• **Written instruction**:
Return the lines unchanged, starting with the line containing "expand-chevron-icon[interactable] [330,256,350,270]" and going on through the line containing "x-tick-2: 2019-05-31 [264,774,331,789]", both included.

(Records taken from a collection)
━━━━

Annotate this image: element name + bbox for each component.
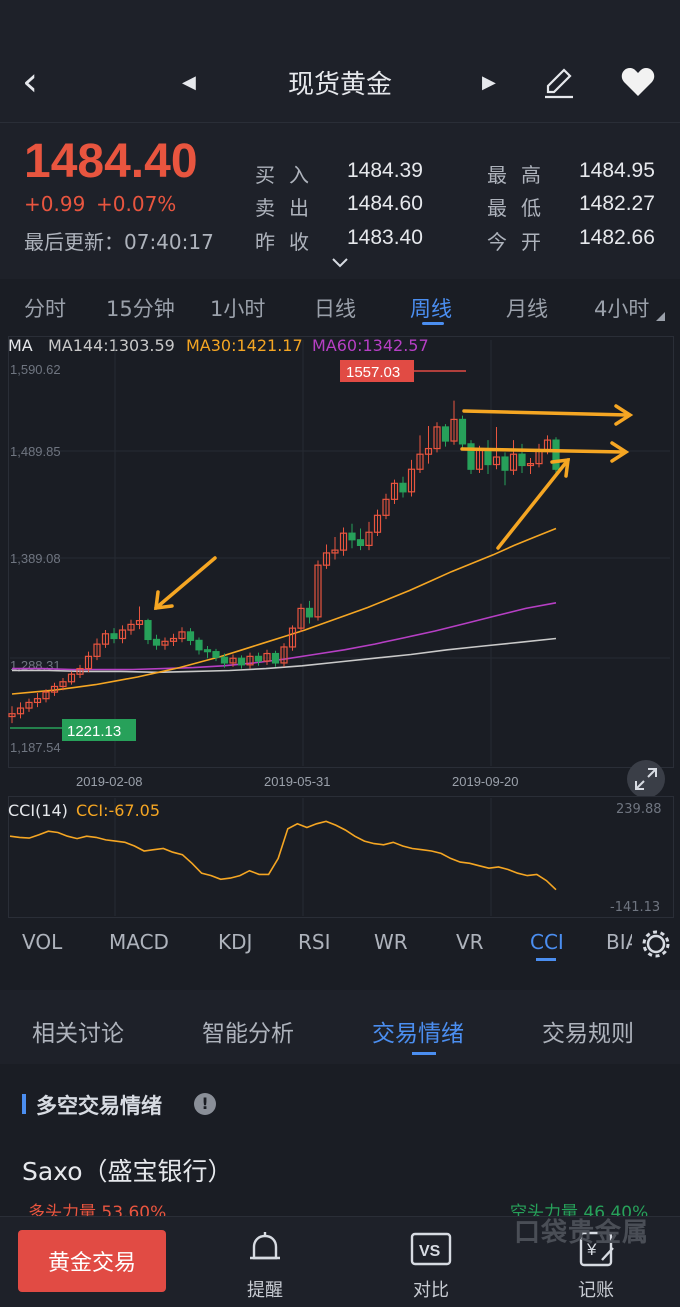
expand-chevron-icon[interactable] [330,256,350,270]
candle-body [144,620,152,641]
tab-monthly[interactable]: 月线 [506,293,548,323]
bell-icon[interactable] [246,1230,284,1268]
candle-body [110,633,118,640]
indicator-kdj[interactable]: KDJ [218,930,252,954]
x-tick-1: 2019-02-08 [76,774,143,789]
indicator-macd[interactable]: MACD [109,930,169,954]
kline-chart[interactable]: 1,590.62 1,489.85 1,389.08 1,288.31 1,18… [0,336,680,796]
tab-trade-rules[interactable]: 交易规则 [542,1014,634,1048]
candle-body [152,638,161,646]
high-value: 1484.95 [579,159,655,182]
prev-close-label: 昨收 [255,230,323,254]
y-tick-1: 1,590.62 [10,362,61,377]
fullscreen-button [627,760,665,796]
price-change: +0.99 [24,192,86,216]
tab-weekly[interactable]: 周线 [410,293,452,323]
info-icon[interactable]: ! [194,1093,216,1115]
price-change-pct: +0.07% [96,192,177,216]
settings-gear-icon[interactable] [640,928,672,960]
y-tick-5: 1,187.54 [10,740,61,755]
tab-15min[interactable]: 15分钟 [106,293,175,323]
x-tick-2: 2019-05-31 [264,774,331,789]
tab-smart-analysis[interactable]: 智能分析 [202,1014,294,1048]
sentiment-heading: 多空交易情绪 [36,1094,162,1118]
tab-1hour[interactable]: 1小时 [210,293,265,323]
indicator-wr[interactable]: WR [374,930,408,954]
top-bar [0,0,680,122]
candle-body [186,631,195,641]
tab-daily[interactable]: 日线 [314,293,356,323]
x-tick-3: 2019-09-20 [452,774,519,789]
low-value: 1482.27 [579,192,655,215]
indicator-rsi[interactable]: RSI [298,930,331,954]
candle-body [203,649,212,653]
candle-body [305,607,314,618]
section-marker [22,1094,26,1114]
next-symbol-icon[interactable]: ▶ [482,72,496,93]
indicator-active-bar [536,958,556,961]
compare-label[interactable]: 对比 [391,1276,471,1302]
tab-fenshi[interactable]: 分时 [24,293,66,323]
section-active-bar [412,1052,436,1055]
high-label: 最高 [487,163,555,187]
buy-value: 1484.39 [347,159,423,182]
candle-body [484,449,492,466]
open-value: 1482.66 [579,226,655,249]
sell-value: 1484.60 [347,192,423,215]
edit-icon[interactable] [542,66,576,100]
y-tick-2: 1,489.85 [10,444,61,459]
cci-line [9,820,557,891]
min-price-label: 1221.13 [67,723,121,740]
last-update: 最后更新：07:40:17 [24,230,214,254]
journal-label[interactable]: 记账 [556,1276,636,1302]
tab-4hour[interactable]: 4小时 [594,293,649,323]
annotation-arrows [153,404,634,611]
tab-discussion[interactable]: 相关讨论 [32,1014,124,1048]
last-price: 1484.40 [24,135,198,188]
open-label: 今开 [487,230,555,254]
svg-text:VS: VS [419,1243,441,1260]
indicator-vol[interactable]: VOL [22,930,62,954]
sell-label: 卖出 [255,196,323,220]
page-title: 现货黄金 [287,70,392,100]
candle-body [552,439,560,470]
more-timeframes-icon[interactable] [656,312,665,321]
candle-body [348,532,356,541]
indicator-cci[interactable]: CCI [530,930,564,954]
candle-body [501,456,509,471]
indicator-bias[interactable]: BIA [606,930,632,954]
candle-body [399,482,407,493]
max-price-label: 1557.03 [346,364,400,381]
remind-label[interactable]: 提醒 [225,1276,305,1302]
y-tick-3: 1,389.08 [10,551,61,566]
candle-body [441,426,450,442]
candle-body [212,651,220,658]
prev-close-value: 1483.40 [347,226,423,249]
cci-chart [9,798,557,916]
buy-label: 买入 [255,163,323,187]
tab-trade-sentiment[interactable]: 交易情绪 [372,1014,464,1048]
app-watermark: 口袋贵金属 [514,1218,650,1248]
tab-active-indicator [422,322,444,325]
broker-name: Saxo（盛宝银行） [22,1157,233,1186]
arrow-upper-channel [462,409,630,417]
candle-body [195,639,203,651]
low-label: 最低 [487,196,555,220]
candle-body [271,652,280,664]
candle-body [518,453,526,467]
compare-vs-icon[interactable]: VS [410,1232,452,1266]
candle-body [220,656,229,664]
indicator-vr[interactable]: VR [456,930,484,954]
arrow-down-left [154,556,217,610]
candle-body [237,657,246,666]
candle-body [458,418,467,445]
gold-trade-button[interactable]: 黄金交易 [18,1230,166,1292]
candle-body [356,539,365,547]
arrow-up-right [496,458,570,550]
favorite-heart-icon[interactable] [620,66,656,98]
candle-body [254,655,263,662]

━━━━

• **Written answer**:
expand-chevron-icon[interactable] [330,256,350,270]
candle-body [144,620,152,641]
tab-monthly[interactable]: 月线 [506,293,548,323]
bell-icon[interactable] [246,1230,284,1268]
candle-body [110,633,118,640]
indicator-kdj[interactable]: KDJ [218,930,252,954]
x-tick-1: 2019-02-08 [76,774,143,789]
indicator-macd[interactable]: MACD [109,930,169,954]
kline-chart[interactable]: 1,590.62 1,489.85 1,389.08 1,288.31 1,18… [0,336,680,796]
tab-trade-rules[interactable]: 交易规则 [542,1014,634,1048]
candle-body [152,638,161,646]
high-value: 1484.95 [579,159,655,182]
prev-close-label: 昨收 [255,230,323,254]
y-tick-1: 1,590.62 [10,362,61,377]
fullscreen-button [627,760,665,796]
price-change: +0.99 [24,192,86,216]
tab-weekly[interactable]: 周线 [410,293,452,323]
info-icon[interactable]: ! [194,1093,216,1115]
price-change-pct: +0.07% [96,192,177,216]
settings-gear-icon[interactable] [640,928,672,960]
y-tick-5: 1,187.54 [10,740,61,755]
tab-15min[interactable]: 15分钟 [106,293,175,323]
x-tick-2: 2019-05-31 [264,774,331,789]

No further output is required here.